▶ Written problem
Reproduce the portion of the listing that opens with its first line and closes with the line containing "subject-cell: COMP. SOCIAL", changing every occurrence of "table-row" to "grade-row" and leaving all else unchanged.

------------------------------

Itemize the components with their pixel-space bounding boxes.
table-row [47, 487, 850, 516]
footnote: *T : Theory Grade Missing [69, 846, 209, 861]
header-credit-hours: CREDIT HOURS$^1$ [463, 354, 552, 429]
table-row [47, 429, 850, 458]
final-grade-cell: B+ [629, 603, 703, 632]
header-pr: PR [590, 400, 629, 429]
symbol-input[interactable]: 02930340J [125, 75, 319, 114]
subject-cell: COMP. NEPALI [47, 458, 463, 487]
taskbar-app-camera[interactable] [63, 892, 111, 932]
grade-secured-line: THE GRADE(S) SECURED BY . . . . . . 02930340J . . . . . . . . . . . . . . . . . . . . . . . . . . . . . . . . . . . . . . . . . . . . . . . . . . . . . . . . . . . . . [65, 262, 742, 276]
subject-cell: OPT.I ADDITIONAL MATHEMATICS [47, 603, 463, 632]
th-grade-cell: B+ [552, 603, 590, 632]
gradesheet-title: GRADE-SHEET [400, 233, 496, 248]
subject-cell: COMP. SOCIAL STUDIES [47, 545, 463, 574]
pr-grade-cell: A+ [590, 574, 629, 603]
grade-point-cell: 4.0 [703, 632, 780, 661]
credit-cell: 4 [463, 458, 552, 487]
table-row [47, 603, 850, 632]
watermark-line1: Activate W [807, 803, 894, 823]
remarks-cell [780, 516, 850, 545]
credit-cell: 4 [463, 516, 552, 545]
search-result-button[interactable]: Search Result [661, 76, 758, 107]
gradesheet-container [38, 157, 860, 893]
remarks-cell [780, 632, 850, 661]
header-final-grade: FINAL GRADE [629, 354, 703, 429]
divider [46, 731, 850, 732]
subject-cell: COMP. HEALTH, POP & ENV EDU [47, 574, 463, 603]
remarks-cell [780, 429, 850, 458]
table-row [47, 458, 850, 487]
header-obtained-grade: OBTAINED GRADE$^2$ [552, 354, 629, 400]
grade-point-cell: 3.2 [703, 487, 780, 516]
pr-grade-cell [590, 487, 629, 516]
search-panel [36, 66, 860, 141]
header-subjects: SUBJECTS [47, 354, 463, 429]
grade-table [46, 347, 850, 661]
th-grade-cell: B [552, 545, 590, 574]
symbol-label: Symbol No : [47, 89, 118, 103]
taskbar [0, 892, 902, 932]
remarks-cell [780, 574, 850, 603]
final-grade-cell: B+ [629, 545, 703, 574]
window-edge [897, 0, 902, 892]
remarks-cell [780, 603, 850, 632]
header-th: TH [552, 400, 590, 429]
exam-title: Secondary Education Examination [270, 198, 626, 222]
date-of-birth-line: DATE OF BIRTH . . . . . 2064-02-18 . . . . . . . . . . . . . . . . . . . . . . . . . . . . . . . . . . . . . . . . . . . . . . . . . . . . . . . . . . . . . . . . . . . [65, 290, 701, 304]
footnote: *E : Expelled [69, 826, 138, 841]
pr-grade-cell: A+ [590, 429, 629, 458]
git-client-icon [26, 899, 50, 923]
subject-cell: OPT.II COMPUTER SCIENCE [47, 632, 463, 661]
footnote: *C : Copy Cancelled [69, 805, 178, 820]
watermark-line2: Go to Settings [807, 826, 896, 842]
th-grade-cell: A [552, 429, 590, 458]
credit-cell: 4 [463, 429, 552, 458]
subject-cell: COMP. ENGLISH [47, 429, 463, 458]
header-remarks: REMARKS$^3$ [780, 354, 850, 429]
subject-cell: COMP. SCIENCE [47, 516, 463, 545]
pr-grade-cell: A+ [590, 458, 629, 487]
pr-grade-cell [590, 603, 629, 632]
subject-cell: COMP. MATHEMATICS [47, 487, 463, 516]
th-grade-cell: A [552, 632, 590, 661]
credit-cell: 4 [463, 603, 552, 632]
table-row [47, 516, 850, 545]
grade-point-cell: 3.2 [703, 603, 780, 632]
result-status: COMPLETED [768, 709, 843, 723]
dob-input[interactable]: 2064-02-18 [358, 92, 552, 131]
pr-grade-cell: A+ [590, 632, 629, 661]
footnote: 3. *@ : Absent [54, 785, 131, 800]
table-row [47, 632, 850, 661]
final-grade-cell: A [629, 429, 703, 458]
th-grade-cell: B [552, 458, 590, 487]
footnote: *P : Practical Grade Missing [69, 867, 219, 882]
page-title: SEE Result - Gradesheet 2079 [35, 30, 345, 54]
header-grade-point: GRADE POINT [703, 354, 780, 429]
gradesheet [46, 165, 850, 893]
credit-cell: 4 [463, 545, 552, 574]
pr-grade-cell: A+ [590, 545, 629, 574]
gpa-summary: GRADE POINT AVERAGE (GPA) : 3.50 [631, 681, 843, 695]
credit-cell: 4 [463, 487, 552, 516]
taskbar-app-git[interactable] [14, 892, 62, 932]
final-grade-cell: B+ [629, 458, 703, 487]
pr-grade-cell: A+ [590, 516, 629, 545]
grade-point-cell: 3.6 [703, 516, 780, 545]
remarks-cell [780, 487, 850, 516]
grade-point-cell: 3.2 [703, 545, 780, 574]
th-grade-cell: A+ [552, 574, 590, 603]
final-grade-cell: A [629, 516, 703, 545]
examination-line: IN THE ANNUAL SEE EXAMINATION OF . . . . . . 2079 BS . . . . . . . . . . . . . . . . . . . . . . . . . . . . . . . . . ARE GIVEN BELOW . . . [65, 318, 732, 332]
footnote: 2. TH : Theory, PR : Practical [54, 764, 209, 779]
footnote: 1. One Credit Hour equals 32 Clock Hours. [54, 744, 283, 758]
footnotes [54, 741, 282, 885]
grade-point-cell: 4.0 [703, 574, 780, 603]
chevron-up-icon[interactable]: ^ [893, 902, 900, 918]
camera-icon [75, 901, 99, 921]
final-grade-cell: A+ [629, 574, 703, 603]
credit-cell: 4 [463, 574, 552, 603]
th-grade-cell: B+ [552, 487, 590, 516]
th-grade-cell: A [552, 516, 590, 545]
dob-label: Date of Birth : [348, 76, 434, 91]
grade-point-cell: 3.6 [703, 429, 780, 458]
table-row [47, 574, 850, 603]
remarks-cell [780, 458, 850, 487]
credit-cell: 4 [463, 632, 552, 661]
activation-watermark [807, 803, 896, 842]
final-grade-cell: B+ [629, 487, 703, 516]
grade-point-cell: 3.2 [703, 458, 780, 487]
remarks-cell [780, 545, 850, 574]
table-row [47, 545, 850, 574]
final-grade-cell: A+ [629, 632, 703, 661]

------------------------------

▶ The solution
Itemize the components with their pixel-space bounding boxes.
grade-row [47, 487, 850, 516]
footnote: *T : Theory Grade Missing [69, 846, 209, 861]
header-credit-hours: CREDIT HOURS$^1$ [463, 354, 552, 429]
grade-row [47, 429, 850, 458]
final-grade-cell: B+ [629, 603, 703, 632]
header-pr: PR [590, 400, 629, 429]
symbol-input[interactable]: 02930340J [125, 75, 319, 114]
subject-cell: COMP. NEPALI [47, 458, 463, 487]
taskbar-app-camera[interactable] [63, 892, 111, 932]
grade-secured-line: THE GRADE(S) SECURED BY . . . . . . 02930340J . . . . . . . . . . . . . . . . . . . . . . . . . . . . . . . . . . . . . . . . . . . . . . . . . . . . . . . . . . . . . [65, 262, 742, 276]
subject-cell: OPT.I ADDITIONAL MATHEMATICS [47, 603, 463, 632]
th-grade-cell: B+ [552, 603, 590, 632]
gradesheet-title: GRADE-SHEET [400, 233, 496, 248]
subject-cell: COMP. SOCIAL STUDIES [47, 545, 463, 574]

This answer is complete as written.